WHAT YOU WILL DO
Which lines in the records below contain the word "Output"? Copy each of them.

DATASET ROWS

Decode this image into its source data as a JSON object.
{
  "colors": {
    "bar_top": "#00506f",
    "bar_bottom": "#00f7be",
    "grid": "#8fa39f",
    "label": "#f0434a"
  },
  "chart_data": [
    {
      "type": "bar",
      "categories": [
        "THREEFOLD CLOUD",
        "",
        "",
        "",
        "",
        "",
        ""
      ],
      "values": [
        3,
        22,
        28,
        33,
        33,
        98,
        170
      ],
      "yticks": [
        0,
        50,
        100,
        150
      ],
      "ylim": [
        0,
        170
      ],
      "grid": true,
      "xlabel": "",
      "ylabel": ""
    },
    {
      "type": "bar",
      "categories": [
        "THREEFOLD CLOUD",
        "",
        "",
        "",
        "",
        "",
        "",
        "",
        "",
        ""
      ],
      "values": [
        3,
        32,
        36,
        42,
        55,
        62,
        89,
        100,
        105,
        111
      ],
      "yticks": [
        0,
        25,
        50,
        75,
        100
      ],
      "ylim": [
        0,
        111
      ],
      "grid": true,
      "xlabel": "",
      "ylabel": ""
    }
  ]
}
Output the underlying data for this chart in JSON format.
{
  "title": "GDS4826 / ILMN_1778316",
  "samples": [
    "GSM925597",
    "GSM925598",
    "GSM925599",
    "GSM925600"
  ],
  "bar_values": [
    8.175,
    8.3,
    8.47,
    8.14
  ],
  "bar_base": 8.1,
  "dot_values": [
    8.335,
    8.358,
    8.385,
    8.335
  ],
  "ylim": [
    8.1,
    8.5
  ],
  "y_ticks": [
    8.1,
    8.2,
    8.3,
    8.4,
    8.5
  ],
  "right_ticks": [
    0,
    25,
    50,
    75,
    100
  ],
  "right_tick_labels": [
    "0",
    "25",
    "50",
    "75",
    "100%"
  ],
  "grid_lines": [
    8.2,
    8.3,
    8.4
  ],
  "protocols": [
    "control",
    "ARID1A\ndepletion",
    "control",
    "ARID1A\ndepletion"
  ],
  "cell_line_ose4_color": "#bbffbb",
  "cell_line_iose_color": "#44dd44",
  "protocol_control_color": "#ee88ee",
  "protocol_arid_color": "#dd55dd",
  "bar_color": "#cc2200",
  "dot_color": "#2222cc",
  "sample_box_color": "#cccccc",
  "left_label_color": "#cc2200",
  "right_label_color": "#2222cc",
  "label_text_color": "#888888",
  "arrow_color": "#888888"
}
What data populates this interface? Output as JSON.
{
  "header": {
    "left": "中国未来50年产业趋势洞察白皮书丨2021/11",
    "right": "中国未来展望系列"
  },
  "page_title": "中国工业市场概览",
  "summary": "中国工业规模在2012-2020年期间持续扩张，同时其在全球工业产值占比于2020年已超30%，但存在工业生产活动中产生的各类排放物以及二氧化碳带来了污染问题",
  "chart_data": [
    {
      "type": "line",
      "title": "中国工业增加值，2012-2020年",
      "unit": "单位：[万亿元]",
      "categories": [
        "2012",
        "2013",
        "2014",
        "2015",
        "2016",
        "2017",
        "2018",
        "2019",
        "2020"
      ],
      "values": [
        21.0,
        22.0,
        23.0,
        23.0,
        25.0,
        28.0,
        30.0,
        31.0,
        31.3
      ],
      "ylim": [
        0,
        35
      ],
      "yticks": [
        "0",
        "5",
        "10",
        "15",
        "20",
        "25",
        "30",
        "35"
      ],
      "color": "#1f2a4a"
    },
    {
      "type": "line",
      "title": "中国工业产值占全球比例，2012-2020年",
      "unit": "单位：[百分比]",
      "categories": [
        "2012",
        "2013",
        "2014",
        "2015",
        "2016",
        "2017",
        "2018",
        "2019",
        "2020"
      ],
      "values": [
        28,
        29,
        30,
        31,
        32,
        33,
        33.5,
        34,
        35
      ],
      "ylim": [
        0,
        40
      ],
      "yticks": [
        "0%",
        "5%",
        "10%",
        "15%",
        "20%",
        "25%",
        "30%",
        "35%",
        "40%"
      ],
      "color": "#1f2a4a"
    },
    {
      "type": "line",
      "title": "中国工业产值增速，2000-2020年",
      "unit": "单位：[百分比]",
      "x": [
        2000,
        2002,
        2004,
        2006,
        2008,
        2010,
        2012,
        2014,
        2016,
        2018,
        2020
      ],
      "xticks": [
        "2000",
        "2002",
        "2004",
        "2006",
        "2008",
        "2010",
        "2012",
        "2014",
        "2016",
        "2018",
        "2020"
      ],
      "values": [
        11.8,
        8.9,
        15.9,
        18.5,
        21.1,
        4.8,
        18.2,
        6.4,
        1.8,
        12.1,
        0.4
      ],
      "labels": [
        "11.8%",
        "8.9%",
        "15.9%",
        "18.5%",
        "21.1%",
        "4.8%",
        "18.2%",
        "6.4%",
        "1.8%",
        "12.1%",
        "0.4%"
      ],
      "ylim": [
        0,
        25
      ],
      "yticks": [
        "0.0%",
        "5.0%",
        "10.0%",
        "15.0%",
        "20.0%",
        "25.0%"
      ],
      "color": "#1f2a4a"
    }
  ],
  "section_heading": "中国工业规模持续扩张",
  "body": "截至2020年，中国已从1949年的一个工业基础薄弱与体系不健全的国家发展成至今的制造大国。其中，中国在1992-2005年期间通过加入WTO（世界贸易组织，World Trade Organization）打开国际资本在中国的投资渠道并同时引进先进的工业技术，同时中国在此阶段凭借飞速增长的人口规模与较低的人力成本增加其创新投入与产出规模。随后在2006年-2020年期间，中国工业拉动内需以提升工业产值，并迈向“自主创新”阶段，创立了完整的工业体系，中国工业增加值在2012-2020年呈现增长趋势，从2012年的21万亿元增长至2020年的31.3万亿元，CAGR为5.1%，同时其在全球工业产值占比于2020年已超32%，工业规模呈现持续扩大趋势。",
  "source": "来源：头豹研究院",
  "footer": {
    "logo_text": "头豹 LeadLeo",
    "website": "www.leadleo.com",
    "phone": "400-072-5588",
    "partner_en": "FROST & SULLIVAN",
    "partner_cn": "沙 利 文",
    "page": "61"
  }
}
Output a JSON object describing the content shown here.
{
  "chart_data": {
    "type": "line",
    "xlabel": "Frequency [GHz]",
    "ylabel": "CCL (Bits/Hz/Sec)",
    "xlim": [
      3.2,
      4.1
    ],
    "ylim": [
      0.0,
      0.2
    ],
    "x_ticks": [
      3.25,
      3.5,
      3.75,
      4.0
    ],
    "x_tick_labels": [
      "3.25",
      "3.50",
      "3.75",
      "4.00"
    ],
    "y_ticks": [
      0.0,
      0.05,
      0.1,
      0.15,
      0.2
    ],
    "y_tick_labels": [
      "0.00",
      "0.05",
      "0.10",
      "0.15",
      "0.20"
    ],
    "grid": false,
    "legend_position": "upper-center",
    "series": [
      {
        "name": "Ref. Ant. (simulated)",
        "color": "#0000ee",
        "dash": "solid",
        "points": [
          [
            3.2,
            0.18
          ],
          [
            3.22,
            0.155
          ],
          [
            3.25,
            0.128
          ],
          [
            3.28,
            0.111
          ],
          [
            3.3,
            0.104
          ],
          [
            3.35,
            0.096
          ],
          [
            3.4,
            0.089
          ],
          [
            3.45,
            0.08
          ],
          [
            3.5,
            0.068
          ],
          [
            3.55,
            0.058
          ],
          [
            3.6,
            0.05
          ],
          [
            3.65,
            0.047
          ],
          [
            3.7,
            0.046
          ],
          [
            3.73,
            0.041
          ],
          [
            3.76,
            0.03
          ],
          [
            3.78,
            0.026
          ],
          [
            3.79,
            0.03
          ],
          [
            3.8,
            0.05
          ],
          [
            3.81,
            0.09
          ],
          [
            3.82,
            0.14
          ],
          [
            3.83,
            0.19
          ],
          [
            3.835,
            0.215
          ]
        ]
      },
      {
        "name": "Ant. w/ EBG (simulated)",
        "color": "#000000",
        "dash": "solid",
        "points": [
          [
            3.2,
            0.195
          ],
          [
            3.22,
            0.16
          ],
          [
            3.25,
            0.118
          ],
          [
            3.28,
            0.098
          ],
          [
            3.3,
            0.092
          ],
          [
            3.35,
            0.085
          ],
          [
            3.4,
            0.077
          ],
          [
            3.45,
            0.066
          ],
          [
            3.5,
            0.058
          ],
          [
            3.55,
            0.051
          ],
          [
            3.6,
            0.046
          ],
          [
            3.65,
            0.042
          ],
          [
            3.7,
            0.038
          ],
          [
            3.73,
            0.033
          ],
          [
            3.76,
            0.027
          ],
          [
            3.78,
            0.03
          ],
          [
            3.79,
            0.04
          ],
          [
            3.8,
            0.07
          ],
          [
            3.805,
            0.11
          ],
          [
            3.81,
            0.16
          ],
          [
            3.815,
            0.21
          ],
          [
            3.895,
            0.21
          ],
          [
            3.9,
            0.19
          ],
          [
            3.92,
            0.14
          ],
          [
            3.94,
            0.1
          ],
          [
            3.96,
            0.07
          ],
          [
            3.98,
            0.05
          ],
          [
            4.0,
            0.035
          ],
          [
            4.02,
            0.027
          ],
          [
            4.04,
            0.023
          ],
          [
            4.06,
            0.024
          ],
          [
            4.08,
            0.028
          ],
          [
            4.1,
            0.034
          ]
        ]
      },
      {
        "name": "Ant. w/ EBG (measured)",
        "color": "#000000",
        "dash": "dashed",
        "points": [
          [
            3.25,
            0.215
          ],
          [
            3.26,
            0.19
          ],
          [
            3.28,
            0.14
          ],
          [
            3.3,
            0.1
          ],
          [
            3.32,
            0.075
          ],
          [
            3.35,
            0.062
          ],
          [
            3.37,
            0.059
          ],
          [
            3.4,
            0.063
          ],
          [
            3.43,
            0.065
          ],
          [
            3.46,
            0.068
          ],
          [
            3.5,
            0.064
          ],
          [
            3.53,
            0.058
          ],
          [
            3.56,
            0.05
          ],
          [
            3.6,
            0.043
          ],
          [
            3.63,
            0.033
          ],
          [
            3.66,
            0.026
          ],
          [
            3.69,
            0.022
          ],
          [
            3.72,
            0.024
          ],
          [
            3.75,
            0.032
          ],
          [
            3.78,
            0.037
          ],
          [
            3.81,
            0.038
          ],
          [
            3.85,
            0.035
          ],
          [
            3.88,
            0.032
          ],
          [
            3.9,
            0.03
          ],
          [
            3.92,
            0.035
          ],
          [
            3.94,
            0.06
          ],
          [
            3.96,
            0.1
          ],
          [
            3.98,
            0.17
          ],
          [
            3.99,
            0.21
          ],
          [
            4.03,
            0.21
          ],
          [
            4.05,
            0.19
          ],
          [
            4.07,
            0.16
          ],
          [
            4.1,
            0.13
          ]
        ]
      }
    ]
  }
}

EXERCISE RESPONSE
Output the underlying data for this chart in JSON format.
What data populates this interface? Output as JSON.
Output a JSON object describing the content shown here.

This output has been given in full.